Transcribe each of the records below exactly, excluding all pictures.

- - - -

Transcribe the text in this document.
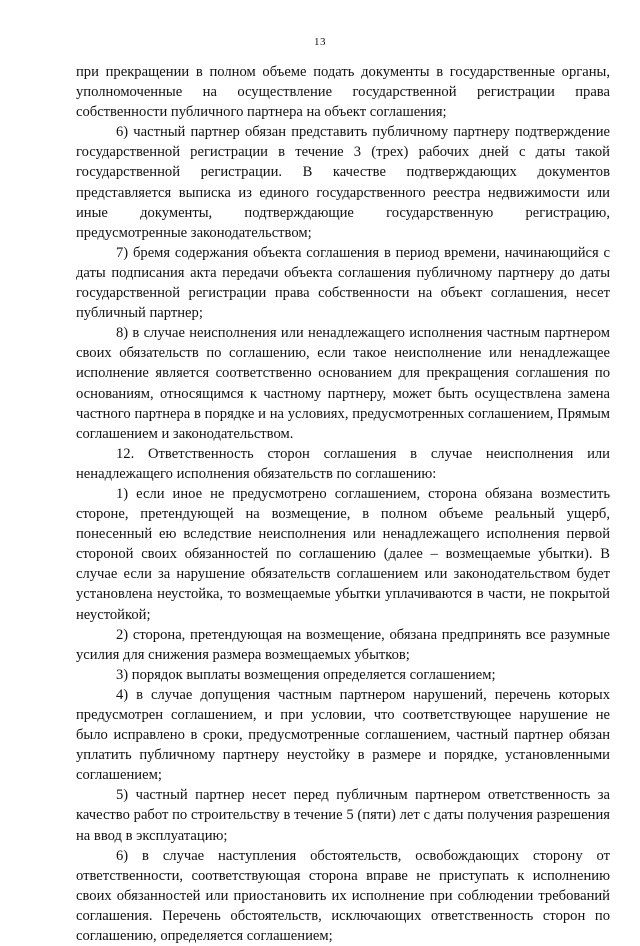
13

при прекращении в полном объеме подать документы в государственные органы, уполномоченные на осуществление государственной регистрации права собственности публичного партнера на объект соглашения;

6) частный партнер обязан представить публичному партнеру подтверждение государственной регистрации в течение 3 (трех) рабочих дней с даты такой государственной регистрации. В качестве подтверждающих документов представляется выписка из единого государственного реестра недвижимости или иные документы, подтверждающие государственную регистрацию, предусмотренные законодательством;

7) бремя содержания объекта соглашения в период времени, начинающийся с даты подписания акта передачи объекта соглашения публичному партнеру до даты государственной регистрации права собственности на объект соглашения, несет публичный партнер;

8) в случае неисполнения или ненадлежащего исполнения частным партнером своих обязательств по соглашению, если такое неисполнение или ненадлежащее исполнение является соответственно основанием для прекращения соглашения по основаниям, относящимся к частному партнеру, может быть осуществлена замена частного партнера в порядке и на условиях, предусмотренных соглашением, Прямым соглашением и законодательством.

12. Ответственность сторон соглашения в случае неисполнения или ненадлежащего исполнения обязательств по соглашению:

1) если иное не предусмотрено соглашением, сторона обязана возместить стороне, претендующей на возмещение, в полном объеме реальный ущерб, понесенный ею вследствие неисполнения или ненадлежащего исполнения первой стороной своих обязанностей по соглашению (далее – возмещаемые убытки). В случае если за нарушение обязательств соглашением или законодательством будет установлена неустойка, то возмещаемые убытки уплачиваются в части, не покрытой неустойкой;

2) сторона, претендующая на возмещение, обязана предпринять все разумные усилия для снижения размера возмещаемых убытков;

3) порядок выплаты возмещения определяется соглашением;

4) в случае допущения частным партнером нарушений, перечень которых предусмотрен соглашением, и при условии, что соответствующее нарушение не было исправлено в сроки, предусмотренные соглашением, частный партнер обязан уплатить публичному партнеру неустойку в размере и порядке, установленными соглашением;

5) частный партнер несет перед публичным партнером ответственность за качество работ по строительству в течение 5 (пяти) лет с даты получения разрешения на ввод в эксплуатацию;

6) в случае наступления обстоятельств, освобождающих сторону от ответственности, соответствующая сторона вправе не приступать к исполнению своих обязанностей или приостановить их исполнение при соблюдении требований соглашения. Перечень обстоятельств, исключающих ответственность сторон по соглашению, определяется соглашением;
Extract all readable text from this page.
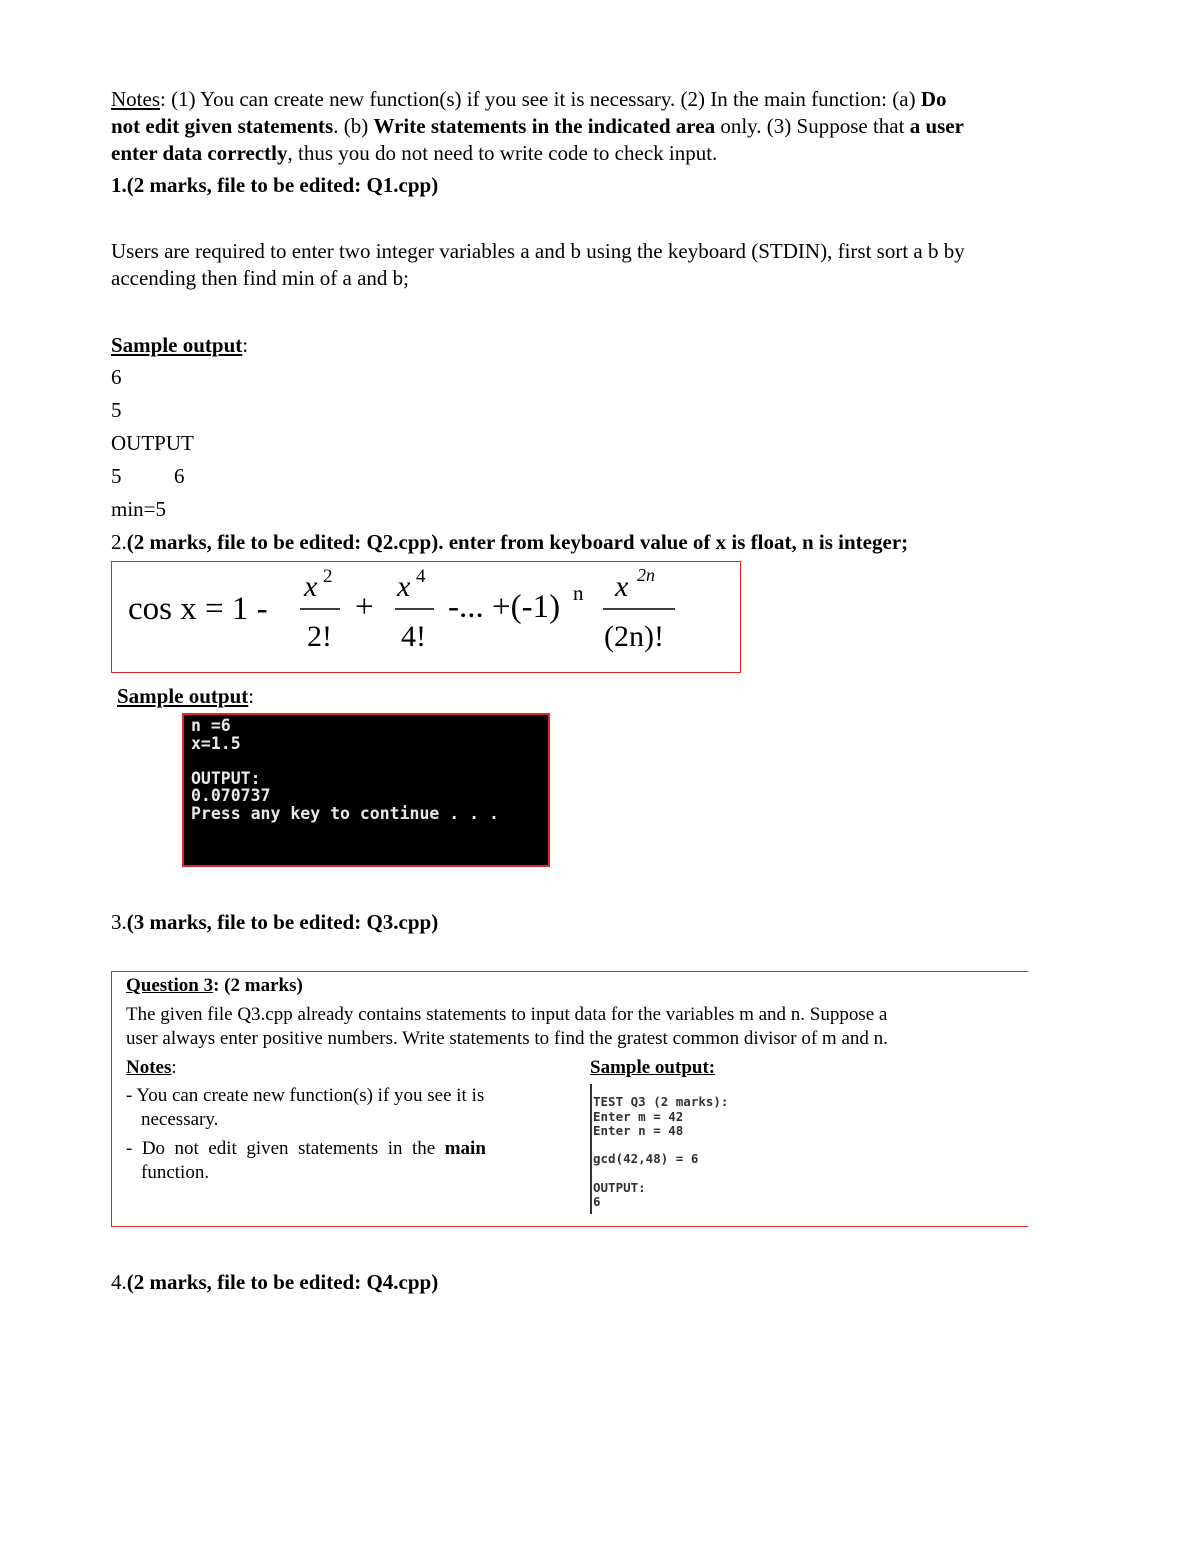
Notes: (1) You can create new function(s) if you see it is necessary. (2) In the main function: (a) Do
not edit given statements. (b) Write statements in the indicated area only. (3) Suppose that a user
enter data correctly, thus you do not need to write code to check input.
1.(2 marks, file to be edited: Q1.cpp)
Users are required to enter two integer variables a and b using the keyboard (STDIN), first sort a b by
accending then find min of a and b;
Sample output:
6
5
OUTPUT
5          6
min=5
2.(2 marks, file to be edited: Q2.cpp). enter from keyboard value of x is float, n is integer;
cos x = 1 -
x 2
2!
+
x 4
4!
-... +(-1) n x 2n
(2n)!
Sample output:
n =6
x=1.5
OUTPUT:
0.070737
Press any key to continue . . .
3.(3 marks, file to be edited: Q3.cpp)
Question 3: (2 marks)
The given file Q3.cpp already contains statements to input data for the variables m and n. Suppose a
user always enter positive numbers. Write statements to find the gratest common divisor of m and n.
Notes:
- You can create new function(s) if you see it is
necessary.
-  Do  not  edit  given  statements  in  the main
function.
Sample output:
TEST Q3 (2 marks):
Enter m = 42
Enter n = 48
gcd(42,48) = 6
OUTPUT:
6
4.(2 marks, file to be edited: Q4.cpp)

- - - -

--- Result below ---
Transcribe the text in this document.
13

при прекращении в полном объеме подать документы в государственные органы, уполномоченные на осуществление государственной регистрации права собственности публичного партнера на объект соглашения;

6) частный партнер обязан представить публичному партнеру подтверждение государственной регистрации в течение 3 (трех) рабочих дней с даты такой государственной регистрации. В качестве подтверждающих документов представляется выписка из единого государственного реестра недвижимости или иные документы, подтверждающие государственную регистрацию, предусмотренные законодательством;

7) бремя содержания объекта соглашения в период времени, начинающийся с даты подписания акта передачи объекта соглашения публичному партнеру до даты государственной регистрации права собственности на объект соглашения, несет публичный партнер;

8) в случае неисполнения или ненадлежащего исполнения частным партнером своих обязательств по соглашению, если такое неисполнение или ненадлежащее исполнение является соответственно основанием для прекращения соглашения по основаниям, относящимся к частному партнеру, может быть осуществлена замена частного партнера в порядке и на условиях, предусмотренных соглашением, Прямым соглашением и законодательством.

12. Ответственность сторон соглашения в случае неисполнения или ненадлежащего исполнения обязательств по соглашению:

1) если иное не предусмотрено соглашением, сторона обязана возместить стороне, претендующей на возмещение, в полном объеме реальный ущерб, понесенный ею вследствие неисполнения или ненадлежащего исполнения первой стороной своих обязанностей по соглашению (далее – возмещаемые убытки). В случае если за нарушение обязательств соглашением или законодательством будет установлена неустойка, то возмещаемые убытки уплачиваются в части, не покрытой неустойкой;

2) сторона, претендующая на возмещение, обязана предпринять все разумные усилия для снижения размера возмещаемых убытков;

3) порядок выплаты возмещения определяется соглашением;

4) в случае допущения частным партнером нарушений, перечень которых предусмотрен соглашением, и при условии, что соответствующее нарушение не было исправлено в сроки, предусмотренные соглашением, частный партнер обязан уплатить публичному партнеру неустойку в размере и порядке, установленными соглашением;

5) частный партнер несет перед публичным партнером ответственность за качество работ по строительству в течение 5 (пяти) лет с даты получения разрешения на ввод в эксплуатацию;

6) в случае наступления обстоятельств, освобождающих сторону от ответственности, соответствующая сторона вправе не приступать к исполнению своих обязанностей или приостановить их исполнение при соблюдении требований соглашения. Перечень обстоятельств, исключающих ответственность сторон по соглашению, определяется соглашением;
Extract all readable text from this page.
Notes: (1) You can create new function(s) if you see it is necessary. (2) In the main function: (a) Do
not edit given statements. (b) Write statements in the indicated area only. (3) Suppose that a user
enter data correctly, thus you do not need to write code to check input.
1.(2 marks, file to be edited: Q1.cpp)
Users are required to enter two integer variables a and b using the keyboard (STDIN), first sort a b by
accending then find min of a and b;
Sample output:
6
5
OUTPUT
5          6
min=5
2.(2 marks, file to be edited: Q2.cpp). enter from keyboard value of x is float, n is integer;
cos x = 1 -
x 2
2!
+
x 4
4!
-... +(-1) n x 2n
(2n)!
Sample output:
n =6
x=1.5
OUTPUT:
0.070737
Press any key to continue . . .
3.(3 marks, file to be edited: Q3.cpp)
Question 3: (2 marks)
The given file Q3.cpp already contains statements to input data for the variables m and n. Suppose a
user always enter positive numbers. Write statements to find the gratest common divisor of m and n.
Notes:
- You can create new function(s) if you see it is
necessary.
-  Do  not  edit  given  statements  in  the main
function.
Sample output:
TEST Q3 (2 marks):
Enter m = 42
Enter n = 48
gcd(42,48) = 6
OUTPUT:
6
4.(2 marks, file to be edited: Q4.cpp)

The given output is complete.